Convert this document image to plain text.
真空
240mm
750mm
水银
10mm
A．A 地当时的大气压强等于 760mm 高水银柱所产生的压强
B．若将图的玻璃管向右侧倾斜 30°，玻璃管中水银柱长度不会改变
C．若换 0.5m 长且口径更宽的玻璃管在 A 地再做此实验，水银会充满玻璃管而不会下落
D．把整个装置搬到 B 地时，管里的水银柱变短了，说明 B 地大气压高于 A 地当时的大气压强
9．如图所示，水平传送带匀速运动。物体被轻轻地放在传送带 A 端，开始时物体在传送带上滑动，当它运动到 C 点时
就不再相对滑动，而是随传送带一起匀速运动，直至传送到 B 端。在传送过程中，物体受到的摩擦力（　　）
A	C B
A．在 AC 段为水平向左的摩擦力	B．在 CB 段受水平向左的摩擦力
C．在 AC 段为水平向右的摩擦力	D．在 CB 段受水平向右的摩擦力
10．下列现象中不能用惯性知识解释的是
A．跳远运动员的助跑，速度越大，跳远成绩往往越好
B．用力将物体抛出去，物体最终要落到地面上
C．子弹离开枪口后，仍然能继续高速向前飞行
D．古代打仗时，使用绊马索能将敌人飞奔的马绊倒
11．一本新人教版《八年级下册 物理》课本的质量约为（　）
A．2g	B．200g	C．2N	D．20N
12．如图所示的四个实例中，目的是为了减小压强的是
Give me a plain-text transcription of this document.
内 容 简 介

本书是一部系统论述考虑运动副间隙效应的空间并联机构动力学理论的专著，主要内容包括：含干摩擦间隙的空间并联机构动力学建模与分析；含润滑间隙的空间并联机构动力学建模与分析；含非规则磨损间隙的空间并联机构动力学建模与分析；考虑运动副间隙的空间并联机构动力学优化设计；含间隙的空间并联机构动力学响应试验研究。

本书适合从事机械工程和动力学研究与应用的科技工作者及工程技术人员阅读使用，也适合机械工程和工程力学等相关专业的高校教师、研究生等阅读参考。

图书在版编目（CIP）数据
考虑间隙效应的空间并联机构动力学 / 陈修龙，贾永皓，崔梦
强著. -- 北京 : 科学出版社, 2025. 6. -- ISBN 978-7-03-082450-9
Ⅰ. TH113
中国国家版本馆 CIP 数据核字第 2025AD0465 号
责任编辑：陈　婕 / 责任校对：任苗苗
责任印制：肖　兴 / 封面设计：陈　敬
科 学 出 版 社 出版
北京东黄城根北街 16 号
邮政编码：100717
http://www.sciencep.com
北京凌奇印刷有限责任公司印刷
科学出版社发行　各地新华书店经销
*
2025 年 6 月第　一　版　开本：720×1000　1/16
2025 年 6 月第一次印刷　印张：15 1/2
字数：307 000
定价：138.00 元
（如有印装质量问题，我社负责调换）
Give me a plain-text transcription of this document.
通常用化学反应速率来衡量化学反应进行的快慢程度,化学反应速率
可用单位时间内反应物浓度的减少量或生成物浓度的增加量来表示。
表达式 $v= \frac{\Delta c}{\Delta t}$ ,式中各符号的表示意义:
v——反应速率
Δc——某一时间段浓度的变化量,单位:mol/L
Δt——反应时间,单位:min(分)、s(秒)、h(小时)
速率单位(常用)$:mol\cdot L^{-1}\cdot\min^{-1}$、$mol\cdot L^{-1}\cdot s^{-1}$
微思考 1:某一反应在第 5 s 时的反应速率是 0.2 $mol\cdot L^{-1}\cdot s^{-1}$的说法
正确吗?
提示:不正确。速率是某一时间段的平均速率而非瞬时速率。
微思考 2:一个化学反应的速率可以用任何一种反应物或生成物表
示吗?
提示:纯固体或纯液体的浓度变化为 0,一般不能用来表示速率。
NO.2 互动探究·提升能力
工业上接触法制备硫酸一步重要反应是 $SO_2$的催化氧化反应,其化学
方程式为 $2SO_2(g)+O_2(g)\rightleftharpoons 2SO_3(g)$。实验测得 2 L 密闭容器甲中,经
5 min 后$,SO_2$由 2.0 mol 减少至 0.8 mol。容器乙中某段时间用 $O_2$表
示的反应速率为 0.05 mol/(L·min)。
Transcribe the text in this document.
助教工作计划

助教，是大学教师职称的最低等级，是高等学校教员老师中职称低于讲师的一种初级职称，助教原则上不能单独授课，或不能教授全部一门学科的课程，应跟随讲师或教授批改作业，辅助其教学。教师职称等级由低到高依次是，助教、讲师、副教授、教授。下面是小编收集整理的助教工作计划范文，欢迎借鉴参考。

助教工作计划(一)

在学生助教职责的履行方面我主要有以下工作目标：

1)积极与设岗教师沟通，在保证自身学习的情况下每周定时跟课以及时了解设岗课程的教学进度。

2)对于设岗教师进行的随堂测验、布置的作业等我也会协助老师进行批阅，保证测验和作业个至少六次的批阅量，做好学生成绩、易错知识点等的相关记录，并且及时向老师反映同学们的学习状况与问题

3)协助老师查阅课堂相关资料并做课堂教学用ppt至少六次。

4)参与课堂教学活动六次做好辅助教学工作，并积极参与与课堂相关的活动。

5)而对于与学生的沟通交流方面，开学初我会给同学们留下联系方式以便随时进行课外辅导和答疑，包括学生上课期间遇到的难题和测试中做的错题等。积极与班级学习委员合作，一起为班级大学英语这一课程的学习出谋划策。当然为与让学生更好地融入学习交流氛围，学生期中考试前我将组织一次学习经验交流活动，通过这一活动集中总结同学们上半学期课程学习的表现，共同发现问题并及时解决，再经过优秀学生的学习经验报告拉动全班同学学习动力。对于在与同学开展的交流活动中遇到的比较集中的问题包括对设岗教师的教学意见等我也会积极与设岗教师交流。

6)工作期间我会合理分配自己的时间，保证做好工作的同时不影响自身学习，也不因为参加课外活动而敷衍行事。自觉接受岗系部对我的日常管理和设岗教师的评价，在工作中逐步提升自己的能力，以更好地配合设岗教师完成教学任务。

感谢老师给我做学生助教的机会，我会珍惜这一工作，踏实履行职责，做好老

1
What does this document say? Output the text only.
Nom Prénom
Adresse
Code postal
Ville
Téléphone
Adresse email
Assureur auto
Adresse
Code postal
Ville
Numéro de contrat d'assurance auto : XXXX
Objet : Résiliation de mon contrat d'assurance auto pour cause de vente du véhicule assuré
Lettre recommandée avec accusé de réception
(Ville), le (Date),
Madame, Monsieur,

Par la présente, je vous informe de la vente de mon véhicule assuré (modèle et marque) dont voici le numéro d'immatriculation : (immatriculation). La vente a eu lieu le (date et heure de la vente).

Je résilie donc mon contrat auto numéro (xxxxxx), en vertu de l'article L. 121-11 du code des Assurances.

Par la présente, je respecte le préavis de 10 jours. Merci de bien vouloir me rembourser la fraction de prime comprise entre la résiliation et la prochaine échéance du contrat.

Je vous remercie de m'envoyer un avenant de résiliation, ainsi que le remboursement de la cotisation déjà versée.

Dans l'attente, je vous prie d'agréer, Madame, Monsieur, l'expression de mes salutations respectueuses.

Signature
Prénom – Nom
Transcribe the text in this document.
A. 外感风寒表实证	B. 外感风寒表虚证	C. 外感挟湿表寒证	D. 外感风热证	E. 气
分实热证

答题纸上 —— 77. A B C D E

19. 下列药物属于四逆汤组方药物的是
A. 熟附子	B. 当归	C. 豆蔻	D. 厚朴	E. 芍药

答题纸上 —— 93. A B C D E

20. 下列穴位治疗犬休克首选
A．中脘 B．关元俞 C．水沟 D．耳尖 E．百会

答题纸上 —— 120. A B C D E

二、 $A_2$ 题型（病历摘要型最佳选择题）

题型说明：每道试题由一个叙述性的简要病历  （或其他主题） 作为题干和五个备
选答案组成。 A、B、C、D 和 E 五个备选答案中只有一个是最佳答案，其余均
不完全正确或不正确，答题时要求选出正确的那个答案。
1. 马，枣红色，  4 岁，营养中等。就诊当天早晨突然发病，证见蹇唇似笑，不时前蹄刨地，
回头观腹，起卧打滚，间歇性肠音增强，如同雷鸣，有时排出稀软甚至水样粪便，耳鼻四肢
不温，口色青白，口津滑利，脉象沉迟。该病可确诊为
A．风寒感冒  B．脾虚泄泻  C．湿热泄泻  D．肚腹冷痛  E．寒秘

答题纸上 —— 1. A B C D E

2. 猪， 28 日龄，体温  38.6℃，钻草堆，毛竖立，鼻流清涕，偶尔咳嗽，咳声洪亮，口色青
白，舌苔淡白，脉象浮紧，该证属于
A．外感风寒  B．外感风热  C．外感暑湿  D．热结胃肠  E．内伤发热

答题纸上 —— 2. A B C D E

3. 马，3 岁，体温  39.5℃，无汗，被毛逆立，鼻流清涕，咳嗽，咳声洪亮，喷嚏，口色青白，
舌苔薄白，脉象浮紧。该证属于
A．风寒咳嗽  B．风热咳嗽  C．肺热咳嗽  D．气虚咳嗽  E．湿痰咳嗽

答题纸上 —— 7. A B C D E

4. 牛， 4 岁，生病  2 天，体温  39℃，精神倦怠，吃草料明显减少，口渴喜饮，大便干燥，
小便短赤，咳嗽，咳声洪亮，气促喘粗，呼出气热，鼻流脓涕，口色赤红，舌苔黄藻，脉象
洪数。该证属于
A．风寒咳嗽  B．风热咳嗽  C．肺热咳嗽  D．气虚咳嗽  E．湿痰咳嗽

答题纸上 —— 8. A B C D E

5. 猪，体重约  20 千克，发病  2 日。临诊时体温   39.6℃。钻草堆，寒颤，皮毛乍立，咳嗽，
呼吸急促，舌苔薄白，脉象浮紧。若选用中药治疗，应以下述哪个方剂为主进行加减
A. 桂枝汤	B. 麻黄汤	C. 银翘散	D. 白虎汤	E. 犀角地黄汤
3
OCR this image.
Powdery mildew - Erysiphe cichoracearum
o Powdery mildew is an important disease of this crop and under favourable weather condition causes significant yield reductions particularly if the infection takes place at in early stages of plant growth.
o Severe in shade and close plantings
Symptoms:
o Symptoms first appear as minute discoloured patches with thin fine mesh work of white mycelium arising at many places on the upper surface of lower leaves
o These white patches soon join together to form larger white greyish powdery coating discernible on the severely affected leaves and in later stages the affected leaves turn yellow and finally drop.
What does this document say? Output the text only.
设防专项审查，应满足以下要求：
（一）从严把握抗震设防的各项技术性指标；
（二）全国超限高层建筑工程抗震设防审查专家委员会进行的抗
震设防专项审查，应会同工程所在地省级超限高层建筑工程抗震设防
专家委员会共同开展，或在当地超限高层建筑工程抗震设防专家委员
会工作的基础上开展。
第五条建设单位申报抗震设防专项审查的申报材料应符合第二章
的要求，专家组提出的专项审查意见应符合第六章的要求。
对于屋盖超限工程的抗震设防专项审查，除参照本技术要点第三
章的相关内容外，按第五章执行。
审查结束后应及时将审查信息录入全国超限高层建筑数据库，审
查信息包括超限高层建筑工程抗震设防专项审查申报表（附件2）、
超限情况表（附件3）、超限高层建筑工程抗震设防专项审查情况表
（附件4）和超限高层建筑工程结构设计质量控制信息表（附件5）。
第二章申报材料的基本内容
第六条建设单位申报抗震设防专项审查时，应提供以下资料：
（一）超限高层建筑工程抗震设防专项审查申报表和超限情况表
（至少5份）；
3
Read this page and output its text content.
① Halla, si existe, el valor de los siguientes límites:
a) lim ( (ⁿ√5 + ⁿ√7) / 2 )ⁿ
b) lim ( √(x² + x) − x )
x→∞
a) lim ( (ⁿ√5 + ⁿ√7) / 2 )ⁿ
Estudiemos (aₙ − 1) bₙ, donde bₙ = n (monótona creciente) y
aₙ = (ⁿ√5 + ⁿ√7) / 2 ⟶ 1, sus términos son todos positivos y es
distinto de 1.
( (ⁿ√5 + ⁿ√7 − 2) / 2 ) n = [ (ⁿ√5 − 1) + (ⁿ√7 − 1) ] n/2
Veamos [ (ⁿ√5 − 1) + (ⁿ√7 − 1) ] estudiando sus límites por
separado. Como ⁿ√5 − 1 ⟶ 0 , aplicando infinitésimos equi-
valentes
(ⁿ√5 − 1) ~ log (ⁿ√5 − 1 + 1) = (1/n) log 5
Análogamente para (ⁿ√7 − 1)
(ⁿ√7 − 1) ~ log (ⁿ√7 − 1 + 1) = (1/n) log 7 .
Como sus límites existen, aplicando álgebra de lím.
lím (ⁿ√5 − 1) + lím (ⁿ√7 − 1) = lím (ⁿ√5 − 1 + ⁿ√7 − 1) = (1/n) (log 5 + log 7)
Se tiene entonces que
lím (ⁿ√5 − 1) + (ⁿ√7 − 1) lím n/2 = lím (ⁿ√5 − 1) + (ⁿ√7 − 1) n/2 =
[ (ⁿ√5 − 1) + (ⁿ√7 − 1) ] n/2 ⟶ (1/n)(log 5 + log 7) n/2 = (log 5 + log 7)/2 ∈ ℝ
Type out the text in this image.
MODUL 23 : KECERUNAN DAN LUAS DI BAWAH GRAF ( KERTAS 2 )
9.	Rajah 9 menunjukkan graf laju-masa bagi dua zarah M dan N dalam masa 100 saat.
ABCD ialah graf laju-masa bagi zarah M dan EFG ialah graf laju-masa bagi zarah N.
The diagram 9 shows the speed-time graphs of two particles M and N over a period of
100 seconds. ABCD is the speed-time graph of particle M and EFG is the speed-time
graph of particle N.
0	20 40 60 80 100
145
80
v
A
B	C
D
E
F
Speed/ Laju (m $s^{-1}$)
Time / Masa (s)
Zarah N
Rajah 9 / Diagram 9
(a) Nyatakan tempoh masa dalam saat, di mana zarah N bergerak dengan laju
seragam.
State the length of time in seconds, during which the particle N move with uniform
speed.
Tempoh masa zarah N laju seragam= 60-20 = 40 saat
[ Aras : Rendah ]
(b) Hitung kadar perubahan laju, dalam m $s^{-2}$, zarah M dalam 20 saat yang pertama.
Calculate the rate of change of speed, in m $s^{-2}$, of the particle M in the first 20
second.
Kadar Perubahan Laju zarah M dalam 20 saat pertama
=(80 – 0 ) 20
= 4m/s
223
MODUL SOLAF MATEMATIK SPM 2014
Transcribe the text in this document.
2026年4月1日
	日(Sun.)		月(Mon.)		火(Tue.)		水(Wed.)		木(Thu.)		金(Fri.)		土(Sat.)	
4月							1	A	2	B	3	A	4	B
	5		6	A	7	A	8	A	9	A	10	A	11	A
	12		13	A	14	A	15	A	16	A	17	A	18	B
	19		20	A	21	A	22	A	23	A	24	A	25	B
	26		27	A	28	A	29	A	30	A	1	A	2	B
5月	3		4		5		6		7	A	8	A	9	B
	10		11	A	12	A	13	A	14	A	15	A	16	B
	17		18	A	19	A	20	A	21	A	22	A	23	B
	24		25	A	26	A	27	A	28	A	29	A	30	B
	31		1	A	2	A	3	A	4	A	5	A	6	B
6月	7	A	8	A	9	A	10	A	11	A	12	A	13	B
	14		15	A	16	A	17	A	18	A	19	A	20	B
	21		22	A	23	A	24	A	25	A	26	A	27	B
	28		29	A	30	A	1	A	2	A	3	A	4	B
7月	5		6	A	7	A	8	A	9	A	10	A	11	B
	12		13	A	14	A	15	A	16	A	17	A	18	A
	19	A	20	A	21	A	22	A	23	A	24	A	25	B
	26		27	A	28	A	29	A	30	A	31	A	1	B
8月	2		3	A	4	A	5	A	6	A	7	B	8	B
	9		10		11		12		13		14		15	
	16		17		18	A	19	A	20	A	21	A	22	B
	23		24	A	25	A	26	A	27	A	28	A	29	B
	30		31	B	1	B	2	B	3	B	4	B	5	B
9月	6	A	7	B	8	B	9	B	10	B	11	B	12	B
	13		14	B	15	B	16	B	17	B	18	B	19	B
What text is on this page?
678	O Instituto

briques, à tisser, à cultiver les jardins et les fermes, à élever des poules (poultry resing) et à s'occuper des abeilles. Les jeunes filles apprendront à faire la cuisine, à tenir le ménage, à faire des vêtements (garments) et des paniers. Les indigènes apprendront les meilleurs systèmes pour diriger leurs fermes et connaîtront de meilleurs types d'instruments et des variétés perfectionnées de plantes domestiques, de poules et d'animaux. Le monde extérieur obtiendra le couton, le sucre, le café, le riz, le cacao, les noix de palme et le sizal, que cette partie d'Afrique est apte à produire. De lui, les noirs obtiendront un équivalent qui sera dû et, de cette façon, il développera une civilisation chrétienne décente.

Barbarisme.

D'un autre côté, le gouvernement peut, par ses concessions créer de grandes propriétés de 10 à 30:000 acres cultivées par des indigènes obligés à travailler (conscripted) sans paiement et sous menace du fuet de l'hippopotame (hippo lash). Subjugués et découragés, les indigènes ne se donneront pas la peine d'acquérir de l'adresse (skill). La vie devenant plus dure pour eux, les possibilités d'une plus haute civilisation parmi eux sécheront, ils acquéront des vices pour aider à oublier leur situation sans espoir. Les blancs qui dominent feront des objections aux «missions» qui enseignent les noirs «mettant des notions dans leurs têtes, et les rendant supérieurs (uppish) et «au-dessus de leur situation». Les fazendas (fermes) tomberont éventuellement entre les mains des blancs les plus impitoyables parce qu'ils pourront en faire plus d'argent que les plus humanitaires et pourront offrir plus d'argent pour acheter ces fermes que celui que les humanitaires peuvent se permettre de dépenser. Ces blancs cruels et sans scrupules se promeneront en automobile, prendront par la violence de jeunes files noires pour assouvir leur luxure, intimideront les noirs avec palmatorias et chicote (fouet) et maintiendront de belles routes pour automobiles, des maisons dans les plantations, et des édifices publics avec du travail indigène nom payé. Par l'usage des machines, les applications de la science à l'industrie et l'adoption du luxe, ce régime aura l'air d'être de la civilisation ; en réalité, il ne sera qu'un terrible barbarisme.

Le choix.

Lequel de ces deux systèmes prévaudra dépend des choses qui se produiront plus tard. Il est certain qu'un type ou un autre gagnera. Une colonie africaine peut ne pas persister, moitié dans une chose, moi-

......

> Instructions for the task: Return each line in the records that holds the string "Symptoms".

> Written solution:
Symptoms:
o Symptoms first appear as minute discoloured patches with thin fine mesh work of white mycelium arising at many places on the upper surface of lower leaves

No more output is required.